> Written exercise 1
According to the passage on complex systems, where and when was the conference that ECCS'05 follows held?

** BEGIN Extract **

There are two kinds of interdisciplinarity within complex systems. The
first begins with a particular complex system and addresses a variety
of questions coming from its particular domain and points of view. The
second begins with questions that are fundamental to complex systems in
general. The first leads to domain-specific interdisciplinary fields
such as cognitive science. The new science of complex system belongs
to a second kind of interdisciplinarity. It starts from fundamental
open questions relevant to many domains, and searches for methods to
deal with them.
These two kinds of interdisciplinarity are complementary and
interdependent: any advance in one is valuable for the other. The
science of complex systems will develop through a constantly renewed
process of reconstructing data from models with a permanent interaction
between the two kinds of interdisciplinarity. The reconstruction of the
dynamics of complex systems presents a major challenge to modern
science but it is becoming increasingly accessible through an
accumulating mass of data, combined with the increasing power of
computers leading to theoretical advances in understanding.
This conference follows the one organized in Torino (Italy) in
December 2004 with the help of the European commission and with support
from the coordination actions EXYSTENCE and ONCE-CS, funded by the
Future and Emerging Technologies unit of the European Commission.
ECCS'05 benefits from the same support and is the first conference in
an annual series organized by the new European Complex Systems Society.

** END Extract **

> Written exercise 2
Retype the stretch of the records from the line containing "reverse-gene-label: Bint_1620 <box>709" through the line containing "reverse-gene <box>491 257 504 275</box>", with no changes.

** BEGIN Material shown **

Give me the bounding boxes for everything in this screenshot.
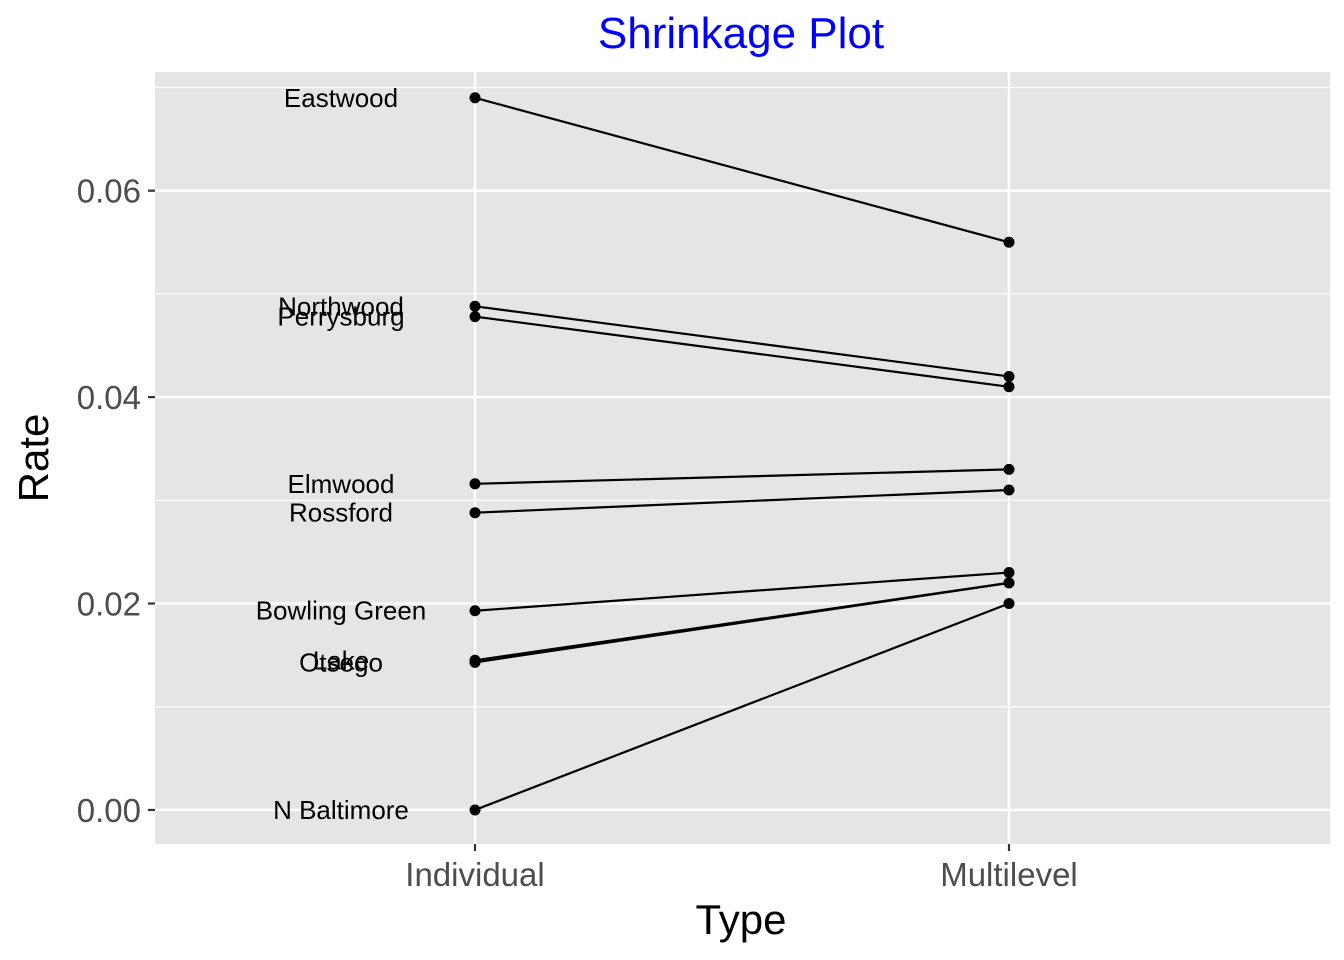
plot-panel (155, 72, 1330, 844)
x-axis-title: Type (695, 896, 786, 943)
series-line (474, 315, 1010, 388)
point-label: Otsego (299, 647, 383, 677)
x-tick-label: Multilevel (940, 856, 1078, 893)
data-point (469, 311, 481, 323)
series-line (474, 581, 1010, 664)
point-label: Eastwood (284, 83, 398, 113)
data-point (469, 804, 481, 816)
data-point (469, 605, 481, 617)
data-point (469, 478, 481, 490)
data-point (469, 507, 481, 519)
x-axis: Individual Multilevel (405, 844, 1078, 893)
series-line (474, 602, 1010, 811)
point-label: N Baltimore (273, 795, 409, 825)
y-tick-label: 0.00 (77, 792, 141, 829)
series-line (474, 488, 1010, 514)
data-point (1003, 370, 1015, 382)
series-lines (474, 96, 1010, 811)
x-tick-label: Individual (405, 856, 544, 893)
point-label: Northwood (278, 291, 404, 321)
y-tick-label: 0.04 (77, 379, 141, 416)
data-point (469, 300, 481, 312)
series-line (474, 305, 1010, 378)
data-point (1003, 484, 1015, 496)
data-point (1003, 577, 1015, 589)
chart-title: Shrinkage Plot (598, 9, 884, 58)
series-line (474, 571, 1010, 612)
series-line (474, 468, 1010, 485)
data-point (1003, 381, 1015, 393)
data-point (1003, 567, 1015, 579)
point-label: Perrysburg (277, 302, 404, 332)
data-point (1003, 598, 1015, 610)
point-label: Bowling Green (256, 596, 427, 626)
point-label: Elmwood (288, 469, 395, 499)
data-points (469, 92, 1015, 816)
data-point (469, 656, 481, 668)
data-point (469, 92, 481, 104)
series-line (474, 96, 1010, 244)
data-point (1003, 463, 1015, 475)
y-axis-title: Rate (10, 414, 57, 503)
y-tick-label: 0.02 (77, 586, 141, 623)
major-gridlines (155, 72, 1330, 844)
y-axis: 0.00 0.02 0.04 0.06 (77, 173, 155, 829)
point-label: Lake (313, 645, 369, 675)
y-tick-label: 0.06 (77, 173, 141, 210)
data-point (1003, 236, 1015, 248)
point-label: Rossford (289, 498, 393, 528)
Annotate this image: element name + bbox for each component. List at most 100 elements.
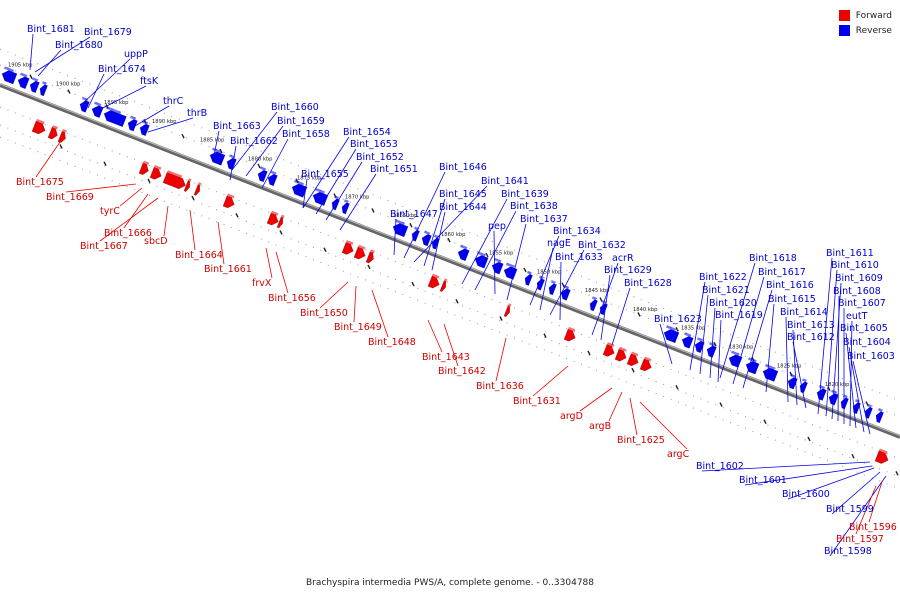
reverse-gene-label: Bint_1620 <box>709 298 757 309</box>
forward-gene <box>149 164 162 180</box>
reverse-gene-label: Bint_1604 <box>843 337 891 348</box>
label-leader <box>719 262 756 379</box>
forward-gene <box>626 351 639 367</box>
guide-dash <box>191 195 195 201</box>
reverse-gene-label: Bint_1637 <box>520 214 568 225</box>
guide-dash <box>455 298 459 304</box>
label-leader <box>35 141 61 178</box>
guide-dash <box>447 237 451 243</box>
tick-label: 1870 kbp <box>345 194 370 200</box>
guide-dash <box>807 436 811 442</box>
reverse-gene <box>852 399 861 415</box>
guide-dash <box>599 297 603 302</box>
reverse-gene-label: Bint_1605 <box>840 323 888 334</box>
guide-dash <box>719 402 723 407</box>
reverse-gene <box>875 408 884 424</box>
reverse-gene-label: Bint_1660 <box>271 102 319 113</box>
forward-gene-label: argC <box>667 449 690 460</box>
reverse-gene-label: Bint_1680 <box>55 40 103 51</box>
guide-dash <box>323 247 327 252</box>
label-leader <box>506 223 527 301</box>
label-leader <box>852 360 871 435</box>
guide-dash <box>587 350 591 356</box>
reverse-gene <box>491 257 504 275</box>
reverse-gene <box>589 296 598 312</box>
label-leader <box>629 397 638 436</box>
reverse-gene <box>599 300 608 316</box>
reverse-gene-label: Bint_1609 <box>835 273 883 284</box>
tick-label: 1900 kbp <box>56 81 81 87</box>
legend-forward: Forward <box>838 8 892 23</box>
label-leader <box>600 274 611 341</box>
reverse-gene-label: Bint_1662 <box>230 136 278 147</box>
label-leader <box>744 465 873 486</box>
label-leader <box>29 33 34 71</box>
forward-gene <box>266 210 279 226</box>
forward-gene <box>503 303 512 317</box>
guide-dash <box>367 264 371 270</box>
label-leader <box>611 287 631 346</box>
label-leader <box>659 323 673 365</box>
tick-label: 1820 kbp <box>825 382 850 388</box>
forward-gene-label: Bint_1596 <box>849 522 897 533</box>
reverse-gene-label: Bint_1599 <box>826 504 874 515</box>
reverse-gene <box>864 403 873 419</box>
reverse-gene-label: Bint_1612 <box>787 332 835 343</box>
label-leader <box>217 221 225 265</box>
label-leader <box>549 249 585 316</box>
label-leader <box>461 198 508 285</box>
label-leader <box>848 346 865 433</box>
reverse-gene-label: thrC <box>163 96 184 107</box>
label-leader <box>65 183 137 193</box>
label-leader <box>717 319 722 383</box>
reverse-gene-label: Bint_1600 <box>782 489 830 500</box>
label-leader <box>315 148 357 215</box>
guide-dash <box>411 281 415 287</box>
forward-gene <box>439 278 448 292</box>
label-leader <box>608 391 623 422</box>
forward-gene-label: Bint_1643 <box>422 352 470 363</box>
label-leader <box>742 289 773 389</box>
label-leader <box>403 171 446 259</box>
label-leader <box>539 247 554 311</box>
forward-gene-label: Bint_1664 <box>175 250 223 261</box>
label-leader <box>189 209 196 251</box>
reverse-gene-label: Bint_1608 <box>833 286 881 297</box>
reverse-gene <box>91 101 104 119</box>
reverse-gene-label: Bint_1646 <box>439 162 487 173</box>
reverse-gene <box>39 81 48 97</box>
label-leader <box>231 111 278 171</box>
label-leader <box>37 49 62 77</box>
tick-label: 1855 kbp <box>489 251 514 257</box>
label-leader <box>559 261 562 321</box>
reverse-gene-label: Bint_1681 <box>27 24 75 35</box>
guide-line <box>0 106 900 460</box>
reverse-gene <box>79 96 90 113</box>
reverse-gene <box>127 115 138 132</box>
reverse-gene <box>291 179 308 198</box>
forward-gene-label: Bint_1669 <box>46 192 94 203</box>
label-leader <box>792 341 807 409</box>
reverse-gene <box>29 77 40 94</box>
reverse-gene-label: uppP <box>124 49 148 60</box>
guide-dash <box>67 89 71 94</box>
label-leader <box>701 461 871 472</box>
reverse-gene-label: ftsK <box>140 76 159 87</box>
label-leader <box>689 281 706 371</box>
reverse-gene <box>762 363 779 382</box>
reverse-gene-label: Bint_1622 <box>699 272 747 283</box>
label-leader <box>229 145 237 181</box>
reverse-gene-label: Bint_1598 <box>824 546 872 557</box>
label-leader <box>94 85 147 113</box>
label-leader <box>849 320 853 427</box>
forward-gene-label: Bint_1631 <box>513 396 561 407</box>
label-leader <box>785 316 789 403</box>
reverse-gene <box>312 187 329 206</box>
reverse-gene <box>17 72 30 90</box>
label-leader <box>443 323 459 367</box>
reverse-gene-label: Bint_1633 <box>555 252 603 263</box>
forward-gene <box>427 273 440 289</box>
reverse-gene <box>331 195 340 211</box>
forward-gene-label: Bint_1656 <box>268 293 316 304</box>
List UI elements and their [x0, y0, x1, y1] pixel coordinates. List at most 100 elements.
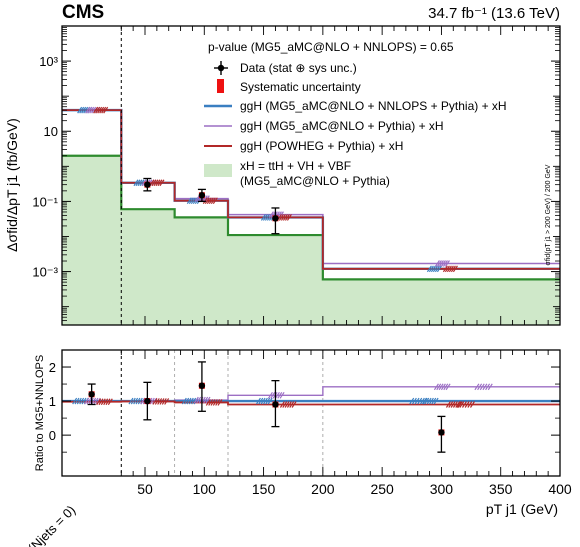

** END Material shown **

> Problem solution 1
In Torino, Italy, in December 2004.

> Problem solution 2
reverse-gene-label: Bint_1620 <box>709 298 757 309</box>
forward-gene <box>149 164 162 180</box>
reverse-gene-label: Bint_1604 <box>843 337 891 348</box>
label-leader <box>719 262 756 379</box>
forward-gene <box>626 351 639 367</box>
guide-dash <box>191 195 195 201</box>
reverse-gene-label: Bint_1637 <box>520 214 568 225</box>
guide-dash <box>455 298 459 304</box>
label-leader <box>35 141 61 178</box>
guide-dash <box>447 237 451 243</box>
tick-label: 1870 kbp <box>345 194 370 200</box>
guide-dash <box>807 436 811 442</box>
reverse-gene <box>852 399 861 415</box>
guide-dash <box>599 297 603 302</box>
reverse-gene-label: Bint_1605 <box>840 323 888 334</box>
guide-dash <box>719 402 723 407</box>
reverse-gene <box>875 408 884 424</box>
reverse-gene-label: Bint_1660 <box>271 102 319 113</box>
forward-gene-label: argC <box>667 449 690 460</box>
reverse-gene-label: Bint_1680 <box>55 40 103 51</box>
guide-dash <box>323 247 327 252</box>
label-leader <box>506 223 527 301</box>
label-leader <box>852 360 871 435</box>
guide-dash <box>587 350 591 356</box>
reverse-gene <box>491 257 504 275</box>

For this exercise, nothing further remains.